Repeat every entry in the listing below, exactly.

• • • • • • •

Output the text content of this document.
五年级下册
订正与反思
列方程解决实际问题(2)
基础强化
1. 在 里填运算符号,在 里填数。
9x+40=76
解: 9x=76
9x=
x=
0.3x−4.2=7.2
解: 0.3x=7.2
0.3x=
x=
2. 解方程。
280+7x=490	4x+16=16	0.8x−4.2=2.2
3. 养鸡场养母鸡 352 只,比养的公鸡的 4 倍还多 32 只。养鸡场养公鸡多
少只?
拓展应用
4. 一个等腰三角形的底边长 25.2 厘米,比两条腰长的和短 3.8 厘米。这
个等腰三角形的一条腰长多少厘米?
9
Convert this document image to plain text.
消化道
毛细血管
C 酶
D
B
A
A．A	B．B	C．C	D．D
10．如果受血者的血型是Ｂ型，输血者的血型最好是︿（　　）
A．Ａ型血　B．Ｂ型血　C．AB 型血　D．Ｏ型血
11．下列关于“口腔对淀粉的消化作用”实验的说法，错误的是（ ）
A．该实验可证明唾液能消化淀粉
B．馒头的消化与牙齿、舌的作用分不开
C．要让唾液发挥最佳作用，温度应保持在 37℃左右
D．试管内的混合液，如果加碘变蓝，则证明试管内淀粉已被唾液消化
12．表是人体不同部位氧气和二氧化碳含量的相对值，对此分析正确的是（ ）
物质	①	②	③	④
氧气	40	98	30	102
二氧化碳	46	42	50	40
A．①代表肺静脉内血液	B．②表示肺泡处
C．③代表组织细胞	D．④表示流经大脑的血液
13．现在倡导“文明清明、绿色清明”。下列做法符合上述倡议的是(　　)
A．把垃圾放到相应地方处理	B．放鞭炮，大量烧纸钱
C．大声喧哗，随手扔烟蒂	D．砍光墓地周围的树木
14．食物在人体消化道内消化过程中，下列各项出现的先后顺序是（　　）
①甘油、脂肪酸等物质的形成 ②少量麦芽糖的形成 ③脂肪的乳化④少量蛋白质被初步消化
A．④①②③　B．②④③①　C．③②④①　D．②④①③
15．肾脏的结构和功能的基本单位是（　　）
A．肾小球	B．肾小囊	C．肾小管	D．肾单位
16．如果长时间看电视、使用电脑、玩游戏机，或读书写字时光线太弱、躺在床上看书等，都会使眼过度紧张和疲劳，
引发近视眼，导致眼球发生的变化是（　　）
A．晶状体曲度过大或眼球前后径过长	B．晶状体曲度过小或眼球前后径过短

• • • • • • •

## Completed exercise:
Output the text content of this document.
五年级下册
订正与反思
列方程解决实际问题(2)
基础强化
1. 在 里填运算符号,在 里填数。
9x+40=76
解: 9x=76
9x=
x=
0.3x−4.2=7.2
解: 0.3x=7.2
0.3x=
x=
2. 解方程。
280+7x=490	4x+16=16	0.8x−4.2=2.2
3. 养鸡场养母鸡 352 只,比养的公鸡的 4 倍还多 32 只。养鸡场养公鸡多
少只?
拓展应用
4. 一个等腰三角形的底边长 25.2 厘米,比两条腰长的和短 3.8 厘米。这
个等腰三角形的一条腰长多少厘米?
9
Convert this document image to plain text.
消化道
毛细血管
C 酶
D
B
A
A．A	B．B	C．C	D．D
10．如果受血者的血型是Ｂ型，输血者的血型最好是︿（　　）
A．Ａ型血　B．Ｂ型血　C．AB 型血　D．Ｏ型血
11．下列关于“口腔对淀粉的消化作用”实验的说法，错误的是（ ）
A．该实验可证明唾液能消化淀粉
B．馒头的消化与牙齿、舌的作用分不开
C．要让唾液发挥最佳作用，温度应保持在 37℃左右
D．试管内的混合液，如果加碘变蓝，则证明试管内淀粉已被唾液消化
12．表是人体不同部位氧气和二氧化碳含量的相对值，对此分析正确的是（ ）
物质	①	②	③	④
氧气	40	98	30	102
二氧化碳	46	42	50	40
A．①代表肺静脉内血液	B．②表示肺泡处
C．③代表组织细胞	D．④表示流经大脑的血液
13．现在倡导“文明清明、绿色清明”。下列做法符合上述倡议的是(　　)
A．把垃圾放到相应地方处理	B．放鞭炮，大量烧纸钱
C．大声喧哗，随手扔烟蒂	D．砍光墓地周围的树木
14．食物在人体消化道内消化过程中，下列各项出现的先后顺序是（　　）
①甘油、脂肪酸等物质的形成 ②少量麦芽糖的形成 ③脂肪的乳化④少量蛋白质被初步消化
A．④①②③　B．②④③①　C．③②④①　D．②④①③
15．肾脏的结构和功能的基本单位是（　　）
A．肾小球	B．肾小囊	C．肾小管	D．肾单位
16．如果长时间看电视、使用电脑、玩游戏机，或读书写字时光线太弱、躺在床上看书等，都会使眼过度紧张和疲劳，
引发近视眼，导致眼球发生的变化是（　　）
A．晶状体曲度过大或眼球前后径过长	B．晶状体曲度过小或眼球前后径过短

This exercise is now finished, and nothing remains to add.